Dataset excerpt
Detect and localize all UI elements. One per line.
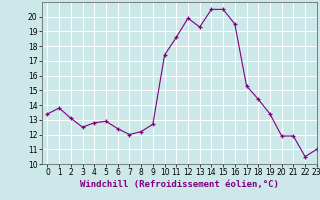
X-axis label: Windchill (Refroidissement éolien,°C): Windchill (Refroidissement éolien,°C) [80, 180, 279, 189]
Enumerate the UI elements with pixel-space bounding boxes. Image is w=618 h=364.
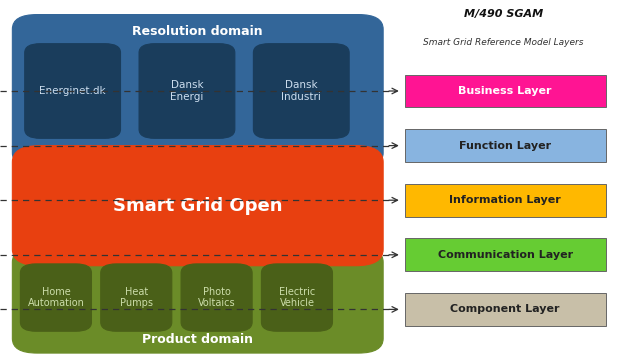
FancyBboxPatch shape [12, 248, 383, 353]
Bar [405, 293, 606, 326]
Text: Product domain: Product domain [142, 333, 253, 346]
Text: Heat
Pumps: Heat Pumps [120, 287, 153, 308]
Text: Function Layer: Function Layer [459, 141, 551, 151]
Text: Resolution domain: Resolution domain [132, 25, 263, 39]
Text: Smart Grid Open: Smart Grid Open [113, 197, 282, 215]
Text: Dansk
Industri: Dansk Industri [281, 80, 321, 102]
FancyBboxPatch shape [20, 264, 91, 331]
FancyBboxPatch shape [12, 146, 383, 266]
Text: Component Layer: Component Layer [451, 304, 560, 314]
Bar [405, 75, 606, 107]
Text: Energinet.dk: Energinet.dk [40, 86, 106, 96]
Text: Smart Grid Reference Model Layers: Smart Grid Reference Model Layers [423, 38, 584, 47]
Bar [405, 184, 606, 217]
Text: M/490 SGAM: M/490 SGAM [464, 9, 543, 19]
Bar [405, 129, 606, 162]
FancyBboxPatch shape [12, 15, 383, 167]
FancyBboxPatch shape [25, 44, 121, 138]
Text: Information Layer: Information Layer [449, 195, 561, 205]
Text: Business Layer: Business Layer [459, 86, 552, 96]
Text: Electric
Vehicle: Electric Vehicle [279, 287, 315, 308]
FancyBboxPatch shape [261, 264, 332, 331]
FancyBboxPatch shape [139, 44, 235, 138]
Text: Dansk
Energi: Dansk Energi [170, 80, 204, 102]
Text: Communication Layer: Communication Layer [438, 250, 573, 260]
FancyBboxPatch shape [181, 264, 252, 331]
FancyBboxPatch shape [101, 264, 172, 331]
FancyBboxPatch shape [253, 44, 349, 138]
Text: Photo
Voltaics: Photo Voltaics [198, 287, 235, 308]
Text: Home
Automation: Home Automation [27, 287, 85, 308]
Bar [405, 238, 606, 271]
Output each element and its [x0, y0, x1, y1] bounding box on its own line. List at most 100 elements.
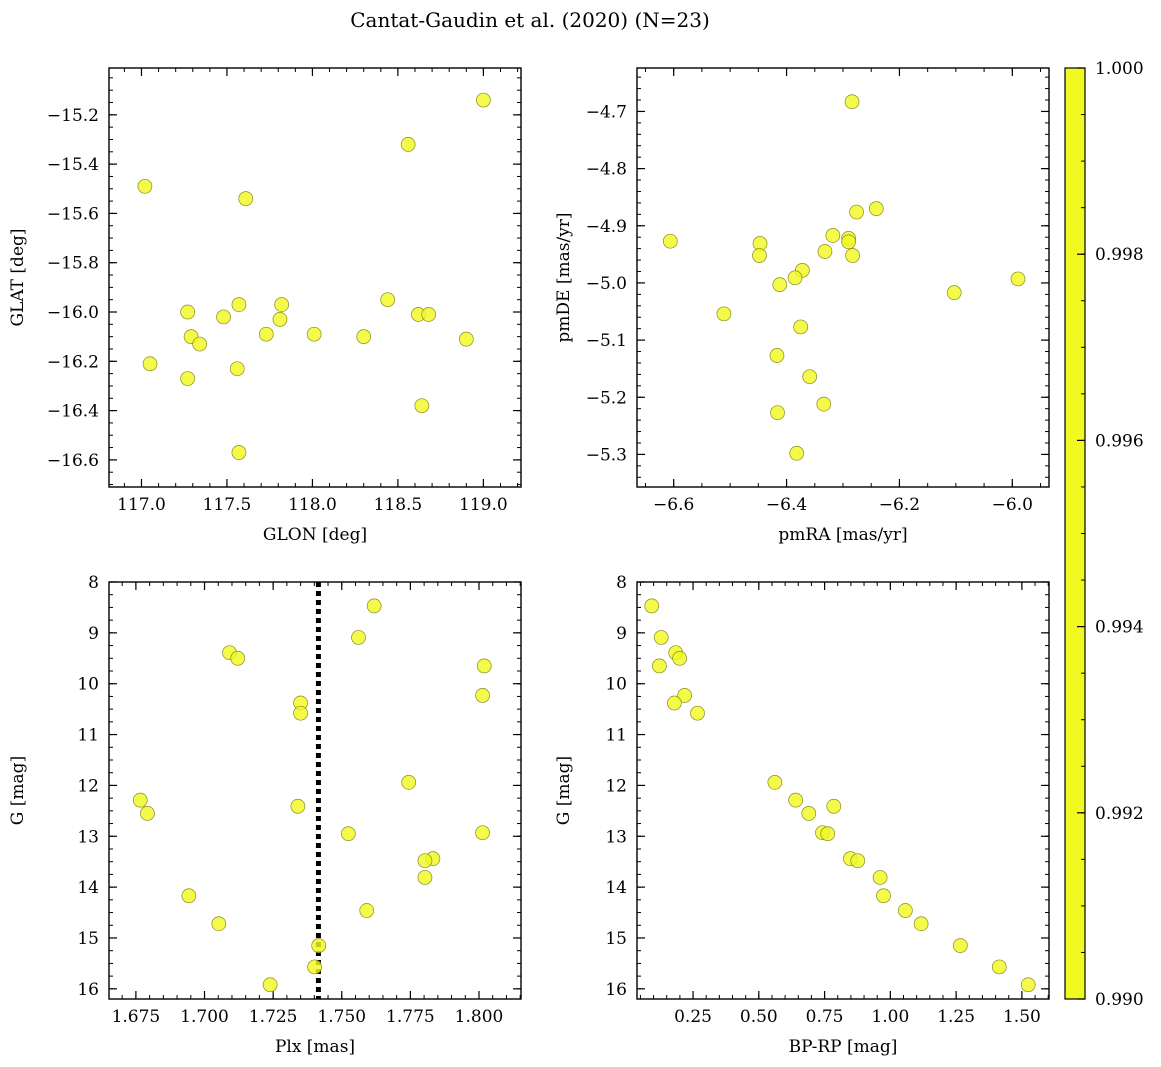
data-point: [898, 903, 913, 918]
colorbar-tick-label: 0.998: [1095, 245, 1144, 265]
data-point: [140, 806, 155, 821]
y-tick-label: 12: [605, 776, 627, 796]
data-point: [652, 658, 667, 674]
data-point: [913, 916, 929, 932]
data-point: [216, 309, 231, 325]
data-point: [306, 326, 322, 342]
y-axis-label: GLAT [deg]: [8, 228, 28, 326]
data-point: [772, 277, 788, 292]
axes-frame: [636, 67, 1050, 488]
y-tick-label: 13: [605, 827, 627, 847]
data-point: [849, 204, 864, 220]
data-point: [844, 94, 860, 110]
y-tick-label: 15: [77, 929, 99, 949]
data-point: [340, 826, 356, 842]
y-tick-label: 14: [77, 878, 99, 898]
data-point: [180, 304, 195, 320]
data-point: [476, 92, 491, 108]
data-point: [229, 361, 245, 377]
y-tick-label: −4.8: [586, 160, 627, 180]
minor-ticks: [637, 581, 1049, 999]
colorbar-tick-label: 0.992: [1095, 804, 1144, 824]
data-point: [356, 329, 372, 345]
y-tick-label: 16: [77, 980, 99, 1000]
data-point: [290, 798, 306, 814]
x-tick-label: 118.0: [288, 495, 337, 515]
colorbar-frame: [1064, 67, 1086, 1000]
colorbar: 1.000 0.998 0.996 0.994 0.992 0.990: [1064, 59, 1144, 1010]
data-point: [793, 319, 809, 335]
data-point: [826, 798, 842, 814]
y-tick-label: 9: [616, 624, 627, 644]
data-point: [787, 270, 803, 286]
y-tick-label: −15.4: [47, 155, 99, 175]
data-point: [770, 405, 785, 421]
y-tick-label: 13: [77, 827, 99, 847]
x-tick-label: 1.800: [455, 1007, 504, 1027]
data-point: [137, 178, 153, 194]
x-tick-label: 118.5: [374, 495, 423, 515]
data-point: [231, 445, 247, 460]
y-tick-label: −5.3: [586, 445, 627, 465]
data-point: [238, 191, 254, 206]
y-axis-label: pmDE [mas/yr]: [554, 212, 574, 342]
y-tick-label: −15.6: [47, 204, 99, 224]
axes-frame: [108, 581, 522, 1000]
x-tick-label: 0.75: [806, 1007, 844, 1027]
y-tick-label: −5.1: [586, 331, 627, 351]
data-point: [825, 228, 841, 243]
data-point: [841, 234, 856, 250]
y-tick-label: −5.0: [586, 274, 627, 294]
data-point: [991, 959, 1007, 975]
data-point: [307, 959, 322, 975]
data-point: [181, 888, 197, 904]
colorbar-tick-label: 0.996: [1095, 431, 1144, 451]
y-tick-label: 10: [605, 675, 627, 695]
data-point: [421, 307, 437, 322]
data-point: [366, 598, 382, 614]
y-axis-label: G [mag]: [8, 756, 28, 825]
data-point: [788, 792, 803, 808]
x-tick-label: 1.775: [386, 1007, 435, 1027]
data-point: [475, 688, 490, 703]
subplot-bprp-g: 0.25 0.50 0.75 1.00 1.25 1.50 8 9 10 11 12 13 14 15 16…: [554, 573, 1050, 1057]
data-point: [476, 658, 492, 674]
data-point: [677, 688, 692, 703]
data-point: [192, 336, 207, 352]
data-point: [132, 792, 148, 808]
data-point: [690, 705, 705, 721]
x-tick-label: 0.25: [674, 1007, 712, 1027]
x-tick-label: 1.50: [1003, 1007, 1041, 1027]
y-tick-label: 11: [77, 726, 99, 746]
y-tick-label: −16.4: [47, 402, 99, 422]
data-point: [231, 297, 247, 312]
data-point: [644, 598, 660, 614]
data-point: [180, 371, 195, 386]
data-point: [872, 870, 888, 885]
x-tick-label: 1.675: [112, 1007, 161, 1027]
data-point: [414, 398, 430, 414]
data-point: [662, 233, 678, 249]
data-point: [850, 853, 866, 869]
data-point: [311, 938, 327, 953]
y-tick-label: −16.6: [47, 451, 99, 471]
x-tick-label: −6.2: [879, 495, 920, 515]
minor-ticks: [109, 581, 521, 999]
data-point: [359, 903, 375, 918]
data-point: [767, 775, 783, 790]
y-tick-label: 15: [605, 929, 627, 949]
subplot-plx-g: 1.675 1.700 1.725 1.750 1.775 1.800 8 9 10 11 12 13…: [8, 573, 522, 1057]
colorbar-gradient: [1065, 68, 1085, 999]
data-point: [401, 775, 417, 790]
y-tick-label: 10: [77, 675, 99, 695]
data-point: [458, 331, 474, 347]
axes-frame: [108, 67, 522, 488]
x-tick-label: −6.6: [653, 495, 694, 515]
axes-frame: [636, 581, 1050, 1000]
x-axis-label: BP-RP [mag]: [789, 1037, 898, 1057]
data-point: [801, 806, 817, 821]
colorbar-tick-label: 1.000: [1095, 59, 1144, 79]
subplot-glon-glat: 117.0 117.5 118.0 118.5 119.0 −15.2 −15.4 −15.6…: [8, 67, 522, 545]
data-point: [1010, 271, 1026, 287]
data-point: [262, 977, 278, 993]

#### [Set problem]
Lay out all the rows of the dataset excerpt above as a numbered list, skipping any blank lines. Leave the pictures out of your answer.

#### [Exercise result]
1. Detect and localize all UI elements. One per line.
2. X-axis label: Windchill (Refroidissement éolien,°C): Windchill (Refroidissement éolien,°C) [80, 180, 279, 189]
3. Enumerate the UI elements with pixel-space bounding boxes. Image is w=618 h=364.
4. FancyBboxPatch shape [12, 248, 383, 353]
5. Bar [405, 293, 606, 326]
6. Text: Product domain: Product domain [142, 333, 253, 346]
7. Text: Heat
8. Pumps: Heat Pumps [120, 287, 153, 308]
9. Text: Function Layer: Function Layer [459, 141, 551, 151]
10. Text: Resolution domain: Resolution domain [132, 25, 263, 39]
11. Text: Smart Grid Open: Smart Grid Open [113, 197, 282, 215]
12. Text: Dansk
13. Industri: Dansk Industri [281, 80, 321, 102]
14. FancyBboxPatch shape [20, 264, 91, 331]
15. FancyBboxPatch shape [12, 146, 383, 266]
16. Text: Component Layer: Component Layer [451, 304, 560, 314]
17. Bar [405, 75, 606, 107]
18. Text: Energinet.dk: Energinet.dk [40, 86, 106, 96]
19. Text: Smart Grid Reference Model Layers: Smart Grid Reference Model Layers [423, 38, 584, 47]
20. Bar [405, 184, 606, 217]
21. Text: M/490 SGAM: M/490 SGAM [464, 9, 543, 19]
22. Bar [405, 129, 606, 162]
23. FancyBboxPatch shape [12, 15, 383, 167]
24. FancyBboxPatch shape [25, 44, 121, 138]
25. Text: Information Layer: Information Layer [449, 195, 561, 205]
26. Text: Business Layer: Business Layer [459, 86, 552, 96]
27. Text: Electric
28. Vehicle: Electric Vehicle [279, 287, 315, 308]
29. FancyBboxPatch shape [261, 264, 332, 331]
30. FancyBboxPatch shape [139, 44, 235, 138]
31. Text: Dansk
32. Energi: Dansk Energi [170, 80, 204, 102]
33. Text: Communication Layer: Communication Layer [438, 250, 573, 260]
34. FancyBboxPatch shape [181, 264, 252, 331]
35. FancyBboxPatch shape [101, 264, 172, 331]
36. FancyBboxPatch shape [253, 44, 349, 138]
37. Text: Photo
38. Voltaics: Photo Voltaics [198, 287, 235, 308]
39. Text: Home
40. Automation: Home Automation [27, 287, 85, 308]
41. Bar [405, 238, 606, 271]
42. Output each element and its [x0, y0, x1, y1] bounding box on its own line. List at most 100 elements.
43. data-point: [898, 903, 913, 918]
44. colorbar-tick-label: 0.998: [1095, 245, 1144, 265]
45. data-point: [140, 806, 155, 821]
46. y-tick-label: 12: [605, 776, 627, 796]
47. data-point: [652, 658, 667, 674]
48. data-point: [913, 916, 929, 932]
49. data-point: [216, 309, 231, 325]
50. data-point: [306, 326, 322, 342]
51. y-axis-label: GLAT [deg]: [8, 228, 28, 326]
52. data-point: [772, 277, 788, 292]
53. axes-frame: [636, 67, 1050, 488]
54. y-tick-label: 13: [605, 827, 627, 847]
55. data-point: [849, 204, 864, 220]
56. data-point: [844, 94, 860, 110]
57. y-tick-label: 15: [77, 929, 99, 949]
58. data-point: [340, 826, 356, 842]
59. y-tick-label: 14: [77, 878, 99, 898]
60. data-point: [180, 304, 195, 320]
61. data-point: [476, 92, 491, 108]
62. data-point: [229, 361, 245, 377]
63. y-tick-label: −4.8: [586, 160, 627, 180]
64. minor-ticks: [637, 581, 1049, 999]
65. colorbar-tick-label: 0.992: [1095, 804, 1144, 824]
66. data-point: [356, 329, 372, 345]
67. y-tick-label: 16: [77, 980, 99, 1000]
68. data-point: [290, 798, 306, 814]
69. x-tick-label: 118.0: [288, 495, 337, 515]
70. colorbar-frame: [1064, 67, 1086, 1000]
71. colorbar: 1.000 0.998 0.996 0.994 0.992 0.990: [1064, 59, 1144, 1010]
72. data-point: [793, 319, 809, 335]
73. data-point: [826, 798, 842, 814]
74. y-tick-label: 9: [616, 624, 627, 644]
75. data-point: [787, 270, 803, 286]
76. y-tick-label: −15.4: [47, 155, 99, 175]
77. data-point: [770, 405, 785, 421]
78. y-tick-label: 13: [77, 827, 99, 847]
79. x-tick-label: 1.800: [455, 1007, 504, 1027]
80. data-point: [137, 178, 153, 194]
81. x-tick-label: 118.5: [374, 495, 423, 515]
82. data-point: [231, 445, 247, 460]
83. y-tick-label: −5.3: [586, 445, 627, 465]
84. data-point: [238, 191, 254, 206]
85. y-axis-label: pmDE [mas/yr]: [554, 212, 574, 342]
86. y-tick-label: −15.6: [47, 204, 99, 224]
87. axes-frame: [108, 581, 522, 1000]
88. x-tick-label: 0.75: [806, 1007, 844, 1027]
89. y-tick-label: −5.1: [586, 331, 627, 351]
90. data-point: [825, 228, 841, 243]
91. data-point: [841, 234, 856, 250]
92. y-tick-label: −5.0: [586, 274, 627, 294]
93. data-point: [991, 959, 1007, 975]
94. data-point: [307, 959, 322, 975]
95. data-point: [181, 888, 197, 904]
96. colorbar-tick-label: 0.996: [1095, 431, 1144, 451]
97. y-tick-label: 10: [605, 675, 627, 695]
98. data-point: [421, 307, 437, 322]
99. data-point: [366, 598, 382, 614]
100. y-axis-label: G [mag]: [8, 756, 28, 825]
101. data-point: [788, 792, 803, 808]
102. x-tick-label: 1.775: [386, 1007, 435, 1027]
103. data-point: [475, 688, 490, 703]
104. subplot-bprp-g: 0.25 0.50 0.75 1.00 1.25 1.50 8 9 10 11 12 13 14 15 16…: [554, 573, 1050, 1057]
105. data-point: [476, 658, 492, 674]
106. data-point: [677, 688, 692, 703]
107. data-point: [192, 336, 207, 352]
108. data-point: [132, 792, 148, 808]
109. data-point: [690, 705, 705, 721]
110. x-tick-label: 0.25: [674, 1007, 712, 1027]
111. x-tick-label: 1.50: [1003, 1007, 1041, 1027]
112. y-tick-label: 11: [77, 726, 99, 746]
113. y-tick-label: −16.4: [47, 402, 99, 422]
114. data-point: [231, 297, 247, 312]
115. data-point: [644, 598, 660, 614]
116. data-point: [180, 371, 195, 386]
117. data-point: [872, 870, 888, 885]
118. x-tick-label: 1.675: [112, 1007, 161, 1027]
119. data-point: [414, 398, 430, 414]
120. data-point: [662, 233, 678, 249]
121. data-point: [850, 853, 866, 869]
122. data-point: [311, 938, 327, 953]
123. y-tick-label: −16.6: [47, 451, 99, 471]
124. x-tick-label: −6.2: [879, 495, 920, 515]
125. minor-ticks: [109, 581, 521, 999]
126. data-point: [359, 903, 375, 918]
127. data-point: [767, 775, 783, 790]
128. y-tick-label: 15: [605, 929, 627, 949]
129. subplot-plx-g: 1.675 1.700 1.725 1.750 1.775 1.800 8 9 10 11 12 13…: [8, 573, 522, 1057]
130. colorbar-gradient: [1065, 68, 1085, 999]
131. data-point: [401, 775, 417, 790]
132. y-tick-label: 10: [77, 675, 99, 695]
133. data-point: [458, 331, 474, 347]
134. axes-frame: [108, 67, 522, 488]
135. x-tick-label: −6.6: [653, 495, 694, 515]
136. axes-frame: [636, 581, 1050, 1000]
137. x-axis-label: BP-RP [mag]: [789, 1037, 898, 1057]
138. data-point: [801, 806, 817, 821]
139. colorbar-tick-label: 1.000: [1095, 59, 1144, 79]
140. subplot-glon-glat: 117.0 117.5 118.0 118.5 119.0 −15.2 −15.4 −15.6…: [8, 67, 522, 545]
141. data-point: [1010, 271, 1026, 287]
142. data-point: [262, 977, 278, 993]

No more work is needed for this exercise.